### What is asked
Collect all lines from the listing that include the string "title".
** BEGIN Data for the task **
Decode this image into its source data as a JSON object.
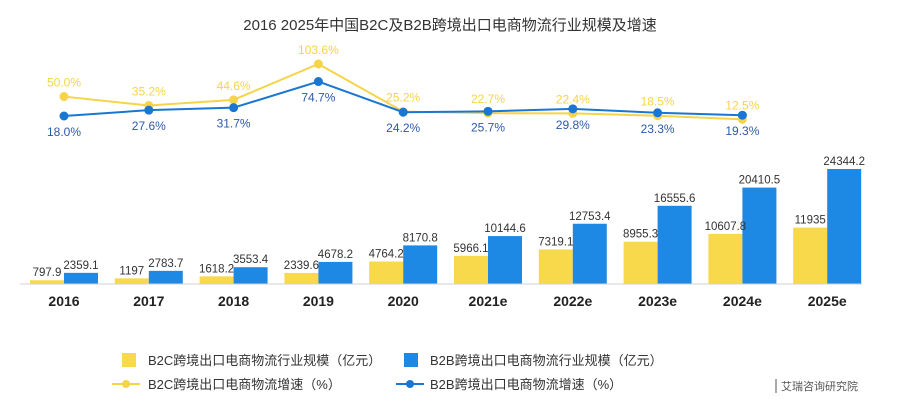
{
  "chart_data": {
    "type": "bar",
    "title": "2016  2025年中国B2C及B2B跨境出口电商物流行业规模及增速",
    "categories": [
      "2016",
      "2017",
      "2018",
      "2019",
      "2020",
      "2021e",
      "2022e",
      "2023e",
      "2024e",
      "2025e"
    ],
    "series": [
      {
        "name": "B2C跨境出口电商物流行业规模（亿元）",
        "kind": "bar",
        "color": "#F8D94B",
        "values": [
          797.9,
          1197,
          1618.2,
          2339.6,
          4764.2,
          5966.1,
          7319.1,
          8955.3,
          10607.8,
          11935
        ],
        "labels": [
          "797.9",
          "1197",
          "1618.2",
          "2339.6",
          "4764.2",
          "5966.1",
          "7319.1",
          "8955.3",
          "10607.8",
          "11935"
        ]
      },
      {
        "name": "B2B跨境出口电商物流行业规模（亿元）",
        "kind": "bar",
        "color": "#1E88E5",
        "values": [
          2359.1,
          2783.7,
          3553.4,
          4678.2,
          8170.8,
          10144.6,
          12753.4,
          16555.6,
          20410.5,
          24344.2
        ],
        "labels": [
          "2359.1",
          "2783.7",
          "3553.4",
          "4678.2",
          "8170.8",
          "10144.6",
          "12753.4",
          "16555.6",
          "20410.5",
          "24344.2"
        ]
      },
      {
        "name": "B2C跨境出口电商物流增速（%）",
        "kind": "line",
        "color": "#F6D449",
        "values": [
          50.0,
          35.2,
          44.6,
          103.6,
          25.2,
          22.7,
          22.4,
          18.5,
          12.5,
          null
        ],
        "labels": [
          "50.0%",
          "35.2%",
          "44.6%",
          "103.6%",
          "25.2%",
          "22.7%",
          "22.4%",
          "18.5%",
          "12.5%",
          ""
        ]
      },
      {
        "name": "B2B跨境出口电商物流增速（%）",
        "kind": "line",
        "color": "#1976D2",
        "values": [
          18.0,
          27.6,
          31.7,
          74.7,
          24.2,
          25.7,
          29.8,
          23.3,
          19.3,
          null
        ],
        "labels": [
          "18.0%",
          "27.6%",
          "31.7%",
          "74.7%",
          "24.2%",
          "25.7%",
          "29.8%",
          "23.3%",
          "19.3%",
          ""
        ]
      }
    ],
    "legend_position": "bottom",
    "grid": false
  },
  "source": "艾瑞咨询研究院"
}
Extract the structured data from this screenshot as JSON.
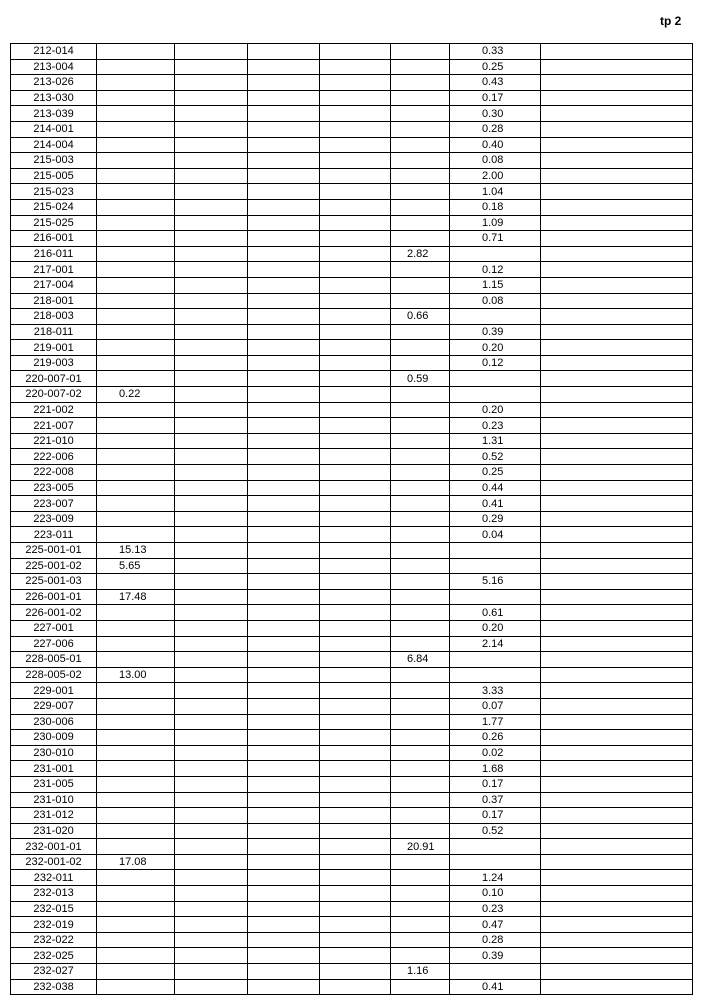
{
  "page_mark": "tp 2",
  "rows": [
    [
      "212-014",
      "",
      "",
      "",
      "",
      "",
      "0.33",
      ""
    ],
    [
      "213-004",
      "",
      "",
      "",
      "",
      "",
      "0.25",
      ""
    ],
    [
      "213-026",
      "",
      "",
      "",
      "",
      "",
      "0.43",
      ""
    ],
    [
      "213-030",
      "",
      "",
      "",
      "",
      "",
      "0.17",
      ""
    ],
    [
      "213-039",
      "",
      "",
      "",
      "",
      "",
      "0.30",
      ""
    ],
    [
      "214-001",
      "",
      "",
      "",
      "",
      "",
      "0.28",
      ""
    ],
    [
      "214-004",
      "",
      "",
      "",
      "",
      "",
      "0.40",
      ""
    ],
    [
      "215-003",
      "",
      "",
      "",
      "",
      "",
      "0.08",
      ""
    ],
    [
      "215-005",
      "",
      "",
      "",
      "",
      "",
      "2.00",
      ""
    ],
    [
      "215-023",
      "",
      "",
      "",
      "",
      "",
      "1.04",
      ""
    ],
    [
      "215-024",
      "",
      "",
      "",
      "",
      "",
      "0.18",
      ""
    ],
    [
      "215-025",
      "",
      "",
      "",
      "",
      "",
      "1.09",
      ""
    ],
    [
      "216-001",
      "",
      "",
      "",
      "",
      "",
      "0.71",
      ""
    ],
    [
      "216-011",
      "",
      "",
      "",
      "",
      "2.82",
      "",
      ""
    ],
    [
      "217-001",
      "",
      "",
      "",
      "",
      "",
      "0.12",
      ""
    ],
    [
      "217-004",
      "",
      "",
      "",
      "",
      "",
      "1.15",
      ""
    ],
    [
      "218-001",
      "",
      "",
      "",
      "",
      "",
      "0.08",
      ""
    ],
    [
      "218-003",
      "",
      "",
      "",
      "",
      "0.66",
      "",
      ""
    ],
    [
      "218-011",
      "",
      "",
      "",
      "",
      "",
      "0.39",
      ""
    ],
    [
      "219-001",
      "",
      "",
      "",
      "",
      "",
      "0.20",
      ""
    ],
    [
      "219-003",
      "",
      "",
      "",
      "",
      "",
      "0.12",
      ""
    ],
    [
      "220-007-01",
      "",
      "",
      "",
      "",
      "0.59",
      "",
      ""
    ],
    [
      "220-007-02",
      "0.22",
      "",
      "",
      "",
      "",
      "",
      ""
    ],
    [
      "221-002",
      "",
      "",
      "",
      "",
      "",
      "0.20",
      ""
    ],
    [
      "221-007",
      "",
      "",
      "",
      "",
      "",
      "0.23",
      ""
    ],
    [
      "221-010",
      "",
      "",
      "",
      "",
      "",
      "1.31",
      ""
    ],
    [
      "222-006",
      "",
      "",
      "",
      "",
      "",
      "0.52",
      ""
    ],
    [
      "222-008",
      "",
      "",
      "",
      "",
      "",
      "0.25",
      ""
    ],
    [
      "223-005",
      "",
      "",
      "",
      "",
      "",
      "0.44",
      ""
    ],
    [
      "223-007",
      "",
      "",
      "",
      "",
      "",
      "0.41",
      ""
    ],
    [
      "223-009",
      "",
      "",
      "",
      "",
      "",
      "0.29",
      ""
    ],
    [
      "223-011",
      "",
      "",
      "",
      "",
      "",
      "0.04",
      ""
    ],
    [
      "225-001-01",
      "15.13",
      "",
      "",
      "",
      "",
      "",
      ""
    ],
    [
      "225-001-02",
      "5.65",
      "",
      "",
      "",
      "",
      "",
      ""
    ],
    [
      "225-001-03",
      "",
      "",
      "",
      "",
      "",
      "5.16",
      ""
    ],
    [
      "226-001-01",
      "17.48",
      "",
      "",
      "",
      "",
      "",
      ""
    ],
    [
      "226-001-02",
      "",
      "",
      "",
      "",
      "",
      "0.61",
      ""
    ],
    [
      "227-001",
      "",
      "",
      "",
      "",
      "",
      "0.20",
      ""
    ],
    [
      "227-006",
      "",
      "",
      "",
      "",
      "",
      "2.14",
      ""
    ],
    [
      "228-005-01",
      "",
      "",
      "",
      "",
      "6.84",
      "",
      ""
    ],
    [
      "228-005-02",
      "13.00",
      "",
      "",
      "",
      "",
      "",
      ""
    ],
    [
      "229-001",
      "",
      "",
      "",
      "",
      "",
      "3.33",
      ""
    ],
    [
      "229-007",
      "",
      "",
      "",
      "",
      "",
      "0.07",
      ""
    ],
    [
      "230-006",
      "",
      "",
      "",
      "",
      "",
      "1.77",
      ""
    ],
    [
      "230-009",
      "",
      "",
      "",
      "",
      "",
      "0.26",
      ""
    ],
    [
      "230-010",
      "",
      "",
      "",
      "",
      "",
      "0.02",
      ""
    ],
    [
      "231-001",
      "",
      "",
      "",
      "",
      "",
      "1.68",
      ""
    ],
    [
      "231-005",
      "",
      "",
      "",
      "",
      "",
      "0.17",
      ""
    ],
    [
      "231-010",
      "",
      "",
      "",
      "",
      "",
      "0.37",
      ""
    ],
    [
      "231-012",
      "",
      "",
      "",
      "",
      "",
      "0.17",
      ""
    ],
    [
      "231-020",
      "",
      "",
      "",
      "",
      "",
      "0.52",
      ""
    ],
    [
      "232-001-01",
      "",
      "",
      "",
      "",
      "20.91",
      "",
      ""
    ],
    [
      "232-001-02",
      "17.08",
      "",
      "",
      "",
      "",
      "",
      ""
    ],
    [
      "232-011",
      "",
      "",
      "",
      "",
      "",
      "1.24",
      ""
    ],
    [
      "232-013",
      "",
      "",
      "",
      "",
      "",
      "0.10",
      ""
    ],
    [
      "232-015",
      "",
      "",
      "",
      "",
      "",
      "0.23",
      ""
    ],
    [
      "232-019",
      "",
      "",
      "",
      "",
      "",
      "0.47",
      ""
    ],
    [
      "232-022",
      "",
      "",
      "",
      "",
      "",
      "0.28",
      ""
    ],
    [
      "232-025",
      "",
      "",
      "",
      "",
      "",
      "0.39",
      ""
    ],
    [
      "232-027",
      "",
      "",
      "",
      "",
      "1.16",
      "",
      ""
    ],
    [
      "232-038",
      "",
      "",
      "",
      "",
      "",
      "0.41",
      ""
    ]
  ]
}
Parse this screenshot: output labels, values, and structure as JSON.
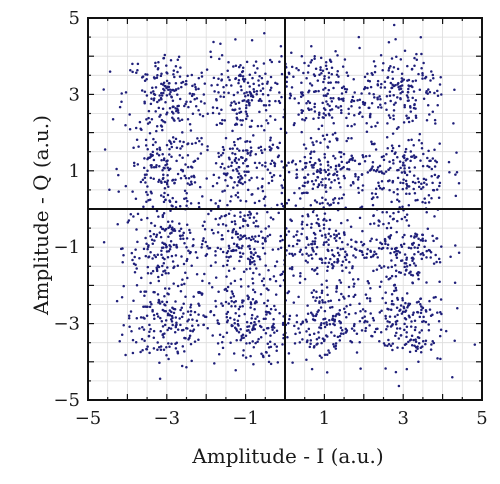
{
  "chart_data": {
    "type": "scatter",
    "title": "",
    "xlabel": "Amplitude - I (a.u.)",
    "ylabel": "Amplitude - Q (a.u.)",
    "xlim": [
      -5,
      5
    ],
    "ylim": [
      -5,
      5
    ],
    "xticks": [
      "−5",
      "−3",
      "−1",
      "1",
      "3",
      "5"
    ],
    "yticks": [
      "5",
      "3",
      "1",
      "−1",
      "−3",
      "−5"
    ],
    "xtick_values": [
      -5,
      -3,
      -1,
      1,
      3,
      5
    ],
    "ytick_values": [
      5,
      3,
      1,
      -1,
      -3,
      -5
    ],
    "grid": true,
    "zero_axes": true,
    "series": [
      {
        "kind": "16-QAM constellation",
        "centers_i": [
          -3,
          -1,
          1,
          3
        ],
        "centers_q": [
          -3,
          -1,
          1,
          3
        ],
        "spread": 0.55,
        "points_per_cluster": 180,
        "color": "#1f1f7a"
      }
    ]
  },
  "colors": {
    "grid": "#dcdcdc",
    "frame": "#111111",
    "point": "#1f1f7a"
  }
}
** END Data for the task **
### Expected output
    "title": "2016  2025年中国B2C及B2B跨境出口电商物流行业规模及增速",
    "title": "",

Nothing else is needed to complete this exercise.